_TASK REQUIREMENTS:_
**1.** Using the forum thread about the 921 DVR, answer these:
(a) Where did the first poster buy the 921?
(b) Which model does Ron Barry recommend getting instead?
(c) How long has ntexasdude had the 921?
**2.** From the forum thread about the 921 DVR, output the passage starting at "## dfergie (Feb" and ending at "(Apr 22, 2002)", unchanged.

_SOURCE DOCUMENT:_
# Why is the 921 so bad?



## Notorious (Aug 18, 2005)

I waited and waited to buy an HD DVR , when the 921 droped it price I bought one. But at $500+ Im astonished that DISH could release such a buggy device for so much money that has to be reset at least once or twice a day. 
Among the 2 most frequent problems are the remote freezing up and you losing control of playback or any other function. Its a disaster. I bought my 921 from Radio shack, will DISH send me a new one? I mean this is highway robbery. My old 501 DVR is so much more solid, how could their HD DVR stink so bad?

What to do?

Thanks.


----------



## Ron Barry (Dec 10, 2002)

:welcome_s

Well if you just got it, I would suggest returning it and getting a 942. It will cost you a bit extra but you will be happier in the long run. I suggest doing a search on 921 and looking at a number of threads. It should give you a good idea the issues with the 921. THis has been 
covered over and over and over again. Should be easy to find your answers using the search.


----------



## dfergie (Feb 28, 2003)

I must be the lucky one... I had to reboot tonight for the first time in at least a couple of months because mine would not let me go to SD to archive ...


----------



## David_Levin (Apr 22, 2002)

I'm with Ron.

If you can, get your money back, and get the 942.

You are aware both the 921 and 942 are going to be replaced with mpeg4 capable models in the next 6-9 months. E* will probably have some kind of upgrade offer, but no details are available.


----------



## ntexasdude (Jan 23, 2005)

I've had my 921 for about 8 months now. It has worked almost flawlessly. It's actually the coolest piece of gear I own.


----------



## mwgiii (Jul 19, 2002)

Personally, I think the 921 was a rush job. Dish was trying to be the 1st to get a HD PVR to market and cut corners on the hardware (no HD PIP, etc) and had to rush the software.

I also believe that some of the components in the 921 have changed over time. That is the only explanation as to why some people have almost zero problems and why some people can barely use their 921.

ntexasdude, you need to at least hook up your skyfi to a home kit to be listening to your XM.


----------



## BobMurdoch (Apr 24, 2002)

A rush job? It took them two years to get the first one built and seven months later before they were able to make more than a handful.

_DATA SECTION:_

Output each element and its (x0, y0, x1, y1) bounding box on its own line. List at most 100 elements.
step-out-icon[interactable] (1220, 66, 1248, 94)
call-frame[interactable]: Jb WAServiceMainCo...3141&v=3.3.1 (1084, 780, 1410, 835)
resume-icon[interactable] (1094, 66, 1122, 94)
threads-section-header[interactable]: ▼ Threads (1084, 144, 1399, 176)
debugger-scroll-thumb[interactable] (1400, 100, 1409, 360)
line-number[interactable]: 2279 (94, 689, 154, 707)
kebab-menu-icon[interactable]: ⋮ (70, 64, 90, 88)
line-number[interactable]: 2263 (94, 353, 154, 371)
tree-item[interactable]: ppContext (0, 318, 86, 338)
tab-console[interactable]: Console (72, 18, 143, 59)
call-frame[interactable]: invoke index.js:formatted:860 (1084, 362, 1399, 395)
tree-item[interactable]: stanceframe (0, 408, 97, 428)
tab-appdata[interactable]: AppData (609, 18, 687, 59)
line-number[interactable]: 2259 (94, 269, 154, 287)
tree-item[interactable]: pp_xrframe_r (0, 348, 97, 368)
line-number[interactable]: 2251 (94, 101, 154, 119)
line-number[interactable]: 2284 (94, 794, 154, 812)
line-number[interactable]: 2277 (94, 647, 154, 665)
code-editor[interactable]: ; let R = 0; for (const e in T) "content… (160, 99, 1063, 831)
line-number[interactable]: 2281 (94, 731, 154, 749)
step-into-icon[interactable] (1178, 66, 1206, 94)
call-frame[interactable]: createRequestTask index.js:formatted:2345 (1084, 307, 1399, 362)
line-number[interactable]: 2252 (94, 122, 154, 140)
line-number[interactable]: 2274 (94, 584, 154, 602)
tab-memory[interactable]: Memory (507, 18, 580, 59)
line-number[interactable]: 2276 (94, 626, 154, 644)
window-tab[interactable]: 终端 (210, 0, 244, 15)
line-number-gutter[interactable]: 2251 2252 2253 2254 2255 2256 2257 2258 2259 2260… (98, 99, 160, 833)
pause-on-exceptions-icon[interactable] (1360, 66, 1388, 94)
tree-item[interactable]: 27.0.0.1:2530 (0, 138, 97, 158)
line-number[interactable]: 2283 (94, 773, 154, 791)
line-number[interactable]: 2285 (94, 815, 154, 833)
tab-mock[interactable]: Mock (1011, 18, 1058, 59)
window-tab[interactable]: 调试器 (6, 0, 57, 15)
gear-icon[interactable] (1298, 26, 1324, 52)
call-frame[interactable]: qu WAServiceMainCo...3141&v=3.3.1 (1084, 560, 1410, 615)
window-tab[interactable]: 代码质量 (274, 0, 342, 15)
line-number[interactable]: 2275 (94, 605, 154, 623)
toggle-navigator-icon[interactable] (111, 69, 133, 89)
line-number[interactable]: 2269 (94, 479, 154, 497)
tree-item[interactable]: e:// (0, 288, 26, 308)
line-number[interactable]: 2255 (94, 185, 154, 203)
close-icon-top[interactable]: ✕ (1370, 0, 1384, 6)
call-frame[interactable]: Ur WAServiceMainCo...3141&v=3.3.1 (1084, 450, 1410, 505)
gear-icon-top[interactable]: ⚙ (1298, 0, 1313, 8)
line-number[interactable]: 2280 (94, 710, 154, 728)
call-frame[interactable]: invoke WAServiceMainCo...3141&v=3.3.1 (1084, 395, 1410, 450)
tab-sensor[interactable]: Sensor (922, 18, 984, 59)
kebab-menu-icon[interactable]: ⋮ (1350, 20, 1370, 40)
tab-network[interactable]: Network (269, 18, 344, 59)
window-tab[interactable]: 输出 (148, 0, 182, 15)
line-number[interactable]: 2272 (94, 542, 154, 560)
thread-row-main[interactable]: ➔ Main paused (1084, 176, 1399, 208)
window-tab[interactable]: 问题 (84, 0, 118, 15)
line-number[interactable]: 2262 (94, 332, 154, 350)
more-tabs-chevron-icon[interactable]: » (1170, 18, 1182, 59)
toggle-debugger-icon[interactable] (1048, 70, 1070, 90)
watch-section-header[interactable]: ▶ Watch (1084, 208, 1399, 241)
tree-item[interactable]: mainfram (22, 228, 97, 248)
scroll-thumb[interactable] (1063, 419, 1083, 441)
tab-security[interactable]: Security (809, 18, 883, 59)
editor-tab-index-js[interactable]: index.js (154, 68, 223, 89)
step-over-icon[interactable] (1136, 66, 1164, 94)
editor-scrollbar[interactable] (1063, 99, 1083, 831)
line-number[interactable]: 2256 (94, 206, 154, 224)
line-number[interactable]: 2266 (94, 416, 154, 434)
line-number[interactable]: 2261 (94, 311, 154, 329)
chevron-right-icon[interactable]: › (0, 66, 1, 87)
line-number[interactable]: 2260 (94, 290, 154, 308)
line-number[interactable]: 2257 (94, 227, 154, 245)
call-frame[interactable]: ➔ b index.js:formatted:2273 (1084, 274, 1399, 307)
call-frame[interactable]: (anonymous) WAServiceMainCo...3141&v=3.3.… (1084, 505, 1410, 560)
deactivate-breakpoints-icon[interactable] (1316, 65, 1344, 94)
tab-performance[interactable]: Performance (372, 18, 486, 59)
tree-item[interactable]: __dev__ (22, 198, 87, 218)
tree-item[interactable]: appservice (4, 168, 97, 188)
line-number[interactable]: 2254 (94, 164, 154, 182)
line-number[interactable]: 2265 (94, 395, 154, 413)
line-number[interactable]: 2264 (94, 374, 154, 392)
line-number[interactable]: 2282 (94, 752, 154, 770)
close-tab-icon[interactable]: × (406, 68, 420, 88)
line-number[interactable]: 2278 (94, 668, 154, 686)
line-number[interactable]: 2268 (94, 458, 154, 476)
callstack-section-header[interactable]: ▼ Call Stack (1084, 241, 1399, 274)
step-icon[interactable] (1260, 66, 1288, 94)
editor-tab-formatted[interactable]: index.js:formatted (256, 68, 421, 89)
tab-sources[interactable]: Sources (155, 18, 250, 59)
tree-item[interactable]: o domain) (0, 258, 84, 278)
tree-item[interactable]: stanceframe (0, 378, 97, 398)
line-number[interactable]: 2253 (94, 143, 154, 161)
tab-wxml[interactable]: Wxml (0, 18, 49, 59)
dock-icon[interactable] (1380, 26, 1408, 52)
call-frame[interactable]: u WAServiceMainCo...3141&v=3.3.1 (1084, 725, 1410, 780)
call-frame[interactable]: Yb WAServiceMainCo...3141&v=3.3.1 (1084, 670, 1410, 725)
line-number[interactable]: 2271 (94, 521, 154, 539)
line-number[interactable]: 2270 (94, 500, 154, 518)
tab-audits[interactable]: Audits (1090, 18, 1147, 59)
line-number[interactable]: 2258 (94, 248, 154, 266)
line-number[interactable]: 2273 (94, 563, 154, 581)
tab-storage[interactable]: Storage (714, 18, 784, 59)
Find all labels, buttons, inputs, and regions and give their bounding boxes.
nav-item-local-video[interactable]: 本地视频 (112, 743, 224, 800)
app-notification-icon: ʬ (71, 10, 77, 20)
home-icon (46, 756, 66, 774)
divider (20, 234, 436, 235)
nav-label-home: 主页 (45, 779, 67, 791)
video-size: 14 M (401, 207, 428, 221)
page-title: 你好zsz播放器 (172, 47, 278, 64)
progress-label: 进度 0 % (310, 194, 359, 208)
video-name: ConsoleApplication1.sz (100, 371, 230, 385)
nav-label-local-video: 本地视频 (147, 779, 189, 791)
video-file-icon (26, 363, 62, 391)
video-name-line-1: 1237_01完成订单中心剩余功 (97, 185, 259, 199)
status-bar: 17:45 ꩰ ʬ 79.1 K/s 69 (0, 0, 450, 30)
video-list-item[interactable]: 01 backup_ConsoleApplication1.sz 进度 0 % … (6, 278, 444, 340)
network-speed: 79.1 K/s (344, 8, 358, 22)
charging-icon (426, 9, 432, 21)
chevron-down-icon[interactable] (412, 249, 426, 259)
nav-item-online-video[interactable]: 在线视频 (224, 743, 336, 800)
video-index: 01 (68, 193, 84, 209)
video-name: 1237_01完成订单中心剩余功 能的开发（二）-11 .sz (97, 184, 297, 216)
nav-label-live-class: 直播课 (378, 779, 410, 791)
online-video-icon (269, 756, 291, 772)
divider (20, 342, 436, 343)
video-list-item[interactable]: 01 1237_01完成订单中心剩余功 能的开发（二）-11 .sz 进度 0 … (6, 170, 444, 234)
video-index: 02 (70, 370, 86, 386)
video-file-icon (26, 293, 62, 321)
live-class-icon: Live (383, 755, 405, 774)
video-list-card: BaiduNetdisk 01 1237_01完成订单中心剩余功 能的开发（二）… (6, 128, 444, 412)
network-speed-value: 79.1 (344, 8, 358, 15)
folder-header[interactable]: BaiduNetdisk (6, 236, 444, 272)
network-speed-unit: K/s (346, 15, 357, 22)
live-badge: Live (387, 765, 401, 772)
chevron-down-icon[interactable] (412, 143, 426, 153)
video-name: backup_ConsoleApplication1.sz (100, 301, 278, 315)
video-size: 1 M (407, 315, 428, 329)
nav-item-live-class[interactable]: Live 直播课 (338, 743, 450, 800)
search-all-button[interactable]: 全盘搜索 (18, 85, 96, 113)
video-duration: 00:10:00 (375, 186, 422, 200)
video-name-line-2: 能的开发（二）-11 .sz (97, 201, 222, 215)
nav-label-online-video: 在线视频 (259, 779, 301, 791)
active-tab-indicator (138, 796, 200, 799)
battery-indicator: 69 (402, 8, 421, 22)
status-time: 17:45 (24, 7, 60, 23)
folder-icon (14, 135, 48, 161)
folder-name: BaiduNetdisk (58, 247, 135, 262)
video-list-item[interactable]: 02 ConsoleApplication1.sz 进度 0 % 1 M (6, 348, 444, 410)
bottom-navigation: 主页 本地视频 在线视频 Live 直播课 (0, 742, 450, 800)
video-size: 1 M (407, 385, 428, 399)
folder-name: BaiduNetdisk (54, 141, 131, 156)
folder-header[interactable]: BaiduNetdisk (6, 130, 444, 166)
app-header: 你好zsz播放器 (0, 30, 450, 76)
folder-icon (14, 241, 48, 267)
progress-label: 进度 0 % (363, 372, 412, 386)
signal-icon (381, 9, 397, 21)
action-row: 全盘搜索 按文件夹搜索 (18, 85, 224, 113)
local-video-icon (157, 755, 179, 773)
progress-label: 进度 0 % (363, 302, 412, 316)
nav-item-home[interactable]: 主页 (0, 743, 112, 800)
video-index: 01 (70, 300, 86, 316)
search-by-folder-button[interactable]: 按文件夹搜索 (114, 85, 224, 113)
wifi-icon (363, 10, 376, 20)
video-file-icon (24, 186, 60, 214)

_ANSWERS TO THE PROBLEMS:_
**1.**
(a) Radio Shack
(b) The 942
(c) About 8 months

**2.**
## dfergie (Feb 28, 2003)

I must be the lucky one... I had to reboot tonight for the first time in at least a couple of months because mine would not let me go to SD to archive ...


----------



## David_Levin (Apr 22, 2002)